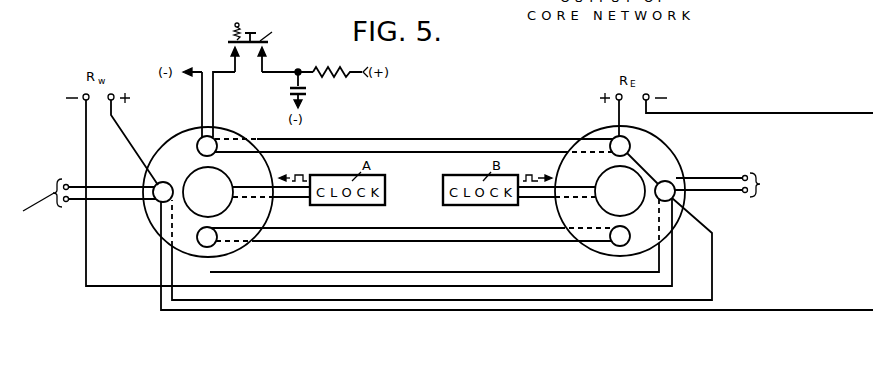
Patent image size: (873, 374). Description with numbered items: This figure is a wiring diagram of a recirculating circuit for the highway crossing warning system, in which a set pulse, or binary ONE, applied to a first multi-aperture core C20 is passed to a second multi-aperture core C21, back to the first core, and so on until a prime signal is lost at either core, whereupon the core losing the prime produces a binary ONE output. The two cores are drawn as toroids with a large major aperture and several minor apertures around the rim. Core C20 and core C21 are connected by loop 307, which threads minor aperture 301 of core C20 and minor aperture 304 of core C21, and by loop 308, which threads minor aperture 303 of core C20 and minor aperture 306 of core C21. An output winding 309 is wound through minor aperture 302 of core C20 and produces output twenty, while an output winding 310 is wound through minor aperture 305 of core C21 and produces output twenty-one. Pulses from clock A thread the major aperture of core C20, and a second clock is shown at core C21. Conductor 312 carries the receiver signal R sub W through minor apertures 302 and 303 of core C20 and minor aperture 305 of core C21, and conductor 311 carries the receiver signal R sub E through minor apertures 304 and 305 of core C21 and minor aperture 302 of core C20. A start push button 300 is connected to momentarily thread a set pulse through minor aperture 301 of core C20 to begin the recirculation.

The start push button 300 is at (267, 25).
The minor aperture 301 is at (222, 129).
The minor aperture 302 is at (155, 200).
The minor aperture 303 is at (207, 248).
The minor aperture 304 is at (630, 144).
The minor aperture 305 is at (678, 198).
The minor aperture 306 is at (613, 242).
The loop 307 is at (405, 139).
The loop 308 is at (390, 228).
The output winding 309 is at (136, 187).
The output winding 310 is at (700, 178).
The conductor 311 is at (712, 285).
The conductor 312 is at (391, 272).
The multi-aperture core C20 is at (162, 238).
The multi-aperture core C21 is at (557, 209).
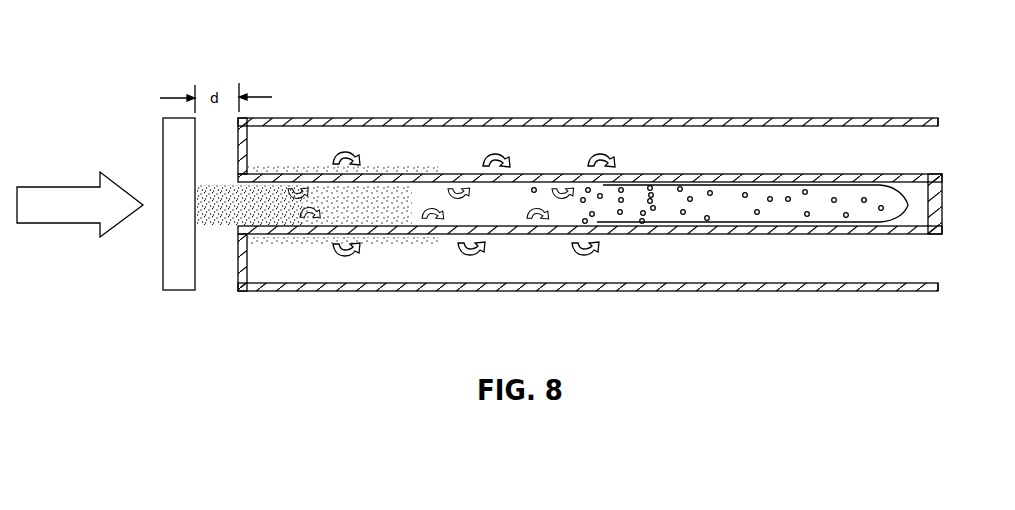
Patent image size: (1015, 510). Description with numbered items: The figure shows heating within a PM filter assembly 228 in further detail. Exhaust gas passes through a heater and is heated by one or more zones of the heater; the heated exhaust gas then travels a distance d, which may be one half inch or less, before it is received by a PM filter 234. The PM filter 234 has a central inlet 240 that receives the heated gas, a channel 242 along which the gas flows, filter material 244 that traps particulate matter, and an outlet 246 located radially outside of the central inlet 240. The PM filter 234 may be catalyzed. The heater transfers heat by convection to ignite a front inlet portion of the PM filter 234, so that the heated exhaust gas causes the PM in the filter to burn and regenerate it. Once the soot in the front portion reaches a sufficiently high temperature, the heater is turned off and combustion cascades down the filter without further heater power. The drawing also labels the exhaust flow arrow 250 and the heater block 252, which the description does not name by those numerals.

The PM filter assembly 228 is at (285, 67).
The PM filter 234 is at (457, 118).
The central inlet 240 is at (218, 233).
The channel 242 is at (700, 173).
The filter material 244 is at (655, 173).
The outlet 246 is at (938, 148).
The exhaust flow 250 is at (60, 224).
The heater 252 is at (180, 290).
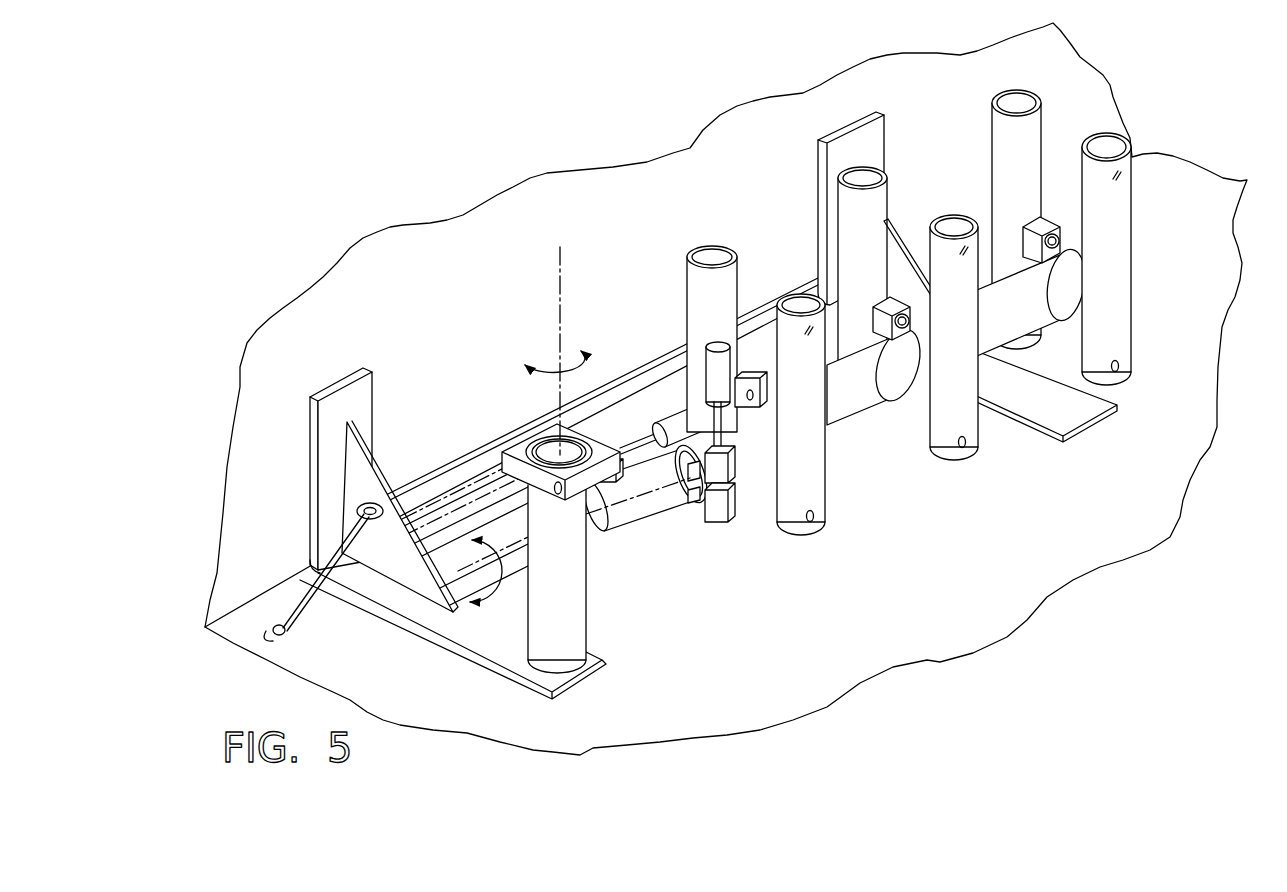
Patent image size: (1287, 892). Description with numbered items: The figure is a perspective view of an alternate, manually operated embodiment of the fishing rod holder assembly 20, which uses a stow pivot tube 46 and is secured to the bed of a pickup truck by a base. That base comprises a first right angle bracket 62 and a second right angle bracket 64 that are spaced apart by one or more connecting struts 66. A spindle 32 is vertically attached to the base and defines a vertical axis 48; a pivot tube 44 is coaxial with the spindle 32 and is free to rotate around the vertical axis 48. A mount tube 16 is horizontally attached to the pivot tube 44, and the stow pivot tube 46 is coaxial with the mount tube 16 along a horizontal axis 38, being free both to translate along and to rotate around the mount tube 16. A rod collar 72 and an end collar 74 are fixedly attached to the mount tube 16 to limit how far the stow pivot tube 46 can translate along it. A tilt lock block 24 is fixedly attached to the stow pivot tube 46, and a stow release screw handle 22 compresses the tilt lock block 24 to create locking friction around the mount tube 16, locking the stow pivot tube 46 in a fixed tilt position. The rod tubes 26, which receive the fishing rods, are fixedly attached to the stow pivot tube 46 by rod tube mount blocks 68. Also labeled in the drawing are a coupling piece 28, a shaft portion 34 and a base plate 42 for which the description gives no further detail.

+++++

— Required work —
Copy out all of the material above word for word, leaving out the pictures.

— Answer —
Patent image size: (873, 374). Description with numbered items: This figure is a wiring diagram of a recirculating circuit for the highway crossing warning system, in which a set pulse, or binary ONE, applied to a first multi-aperture core C20 is passed to a second multi-aperture core C21, back to the first core, and so on until a prime signal is lost at either core, whereupon the core losing the prime produces a binary ONE output. The two cores are drawn as toroids with a large major aperture and several minor apertures around the rim. Core C20 and core C21 are connected by loop 307, which threads minor aperture 301 of core C20 and minor aperture 304 of core C21, and by loop 308, which threads minor aperture 303 of core C20 and minor aperture 306 of core C21. An output winding 309 is wound through minor aperture 302 of core C20 and produces output twenty, while an output winding 310 is wound through minor aperture 305 of core C21 and produces output twenty-one. Pulses from clock A thread the major aperture of core C20, and a second clock is shown at core C21. Conductor 312 carries the receiver signal R sub W through minor apertures 302 and 303 of core C20 and minor aperture 305 of core C21, and conductor 311 carries the receiver signal R sub E through minor apertures 304 and 305 of core C21 and minor aperture 302 of core C20. A start push button 300 is connected to momentarily thread a set pulse through minor aperture 301 of core C20 to begin the recirculation.

The start push button 300 is at (267, 25).
The minor aperture 301 is at (222, 129).
The minor aperture 302 is at (155, 200).
The minor aperture 303 is at (207, 248).
The minor aperture 304 is at (630, 144).
The minor aperture 305 is at (678, 198).
The minor aperture 306 is at (613, 242).
The loop 307 is at (405, 139).
The loop 308 is at (390, 228).
The output winding 309 is at (136, 187).
The output winding 310 is at (700, 178).
The conductor 311 is at (712, 285).
The conductor 312 is at (391, 272).
The multi-aperture core C20 is at (162, 238).
The multi-aperture core C21 is at (557, 209).
Patent image size: (1015, 510). Description with numbered items: The figure shows heating within a PM filter assembly 228 in further detail. Exhaust gas passes through a heater and is heated by one or more zones of the heater; the heated exhaust gas then travels a distance d, which may be one half inch or less, before it is received by a PM filter 234. The PM filter 234 has a central inlet 240 that receives the heated gas, a channel 242 along which the gas flows, filter material 244 that traps particulate matter, and an outlet 246 located radially outside of the central inlet 240. The PM filter 234 may be catalyzed. The heater transfers heat by convection to ignite a front inlet portion of the PM filter 234, so that the heated exhaust gas causes the PM in the filter to burn and regenerate it. Once the soot in the front portion reaches a sufficiently high temperature, the heater is turned off and combustion cascades down the filter without further heater power. The drawing also labels the exhaust flow arrow 250 and the heater block 252, which the description does not name by those numerals.

The PM filter assembly 228 is at (285, 67).
The PM filter 234 is at (457, 118).
The central inlet 240 is at (218, 233).
The channel 242 is at (700, 173).
The filter material 244 is at (655, 173).
The outlet 246 is at (938, 148).
The exhaust flow 250 is at (60, 224).
The heater 252 is at (180, 290).
Patent image size: (1287, 892). Description with numbered items: The figure is a perspective view of an alternate, manually operated embodiment of the fishing rod holder assembly 20, which uses a stow pivot tube 46 and is secured to the bed of a pickup truck by a base. That base comprises a first right angle bracket 62 and a second right angle bracket 64 that are spaced apart by one or more connecting struts 66. A spindle 32 is vertically attached to the base and defines a vertical axis 48; a pivot tube 44 is coaxial with the spindle 32 and is free to rotate around the vertical axis 48. A mount tube 16 is horizontally attached to the pivot tube 44, and the stow pivot tube 46 is coaxial with the mount tube 16 along a horizontal axis 38, being free both to translate along and to rotate around the mount tube 16. A rod collar 72 and an end collar 74 are fixedly attached to the mount tube 16 to limit how far the stow pivot tube 46 can translate along it. A tilt lock block 24 is fixedly attached to the stow pivot tube 46, and a stow release screw handle 22 compresses the tilt lock block 24 to create locking friction around the mount tube 16, locking the stow pivot tube 46 in a fixed tilt position. The rod tubes 26, which receive the fishing rods, are fixedly attached to the stow pivot tube 46 by rod tube mount blocks 68. Also labeled in the drawing are a coupling piece 28, a shaft portion 34 and a base plate 42 for which the description gives no further detail.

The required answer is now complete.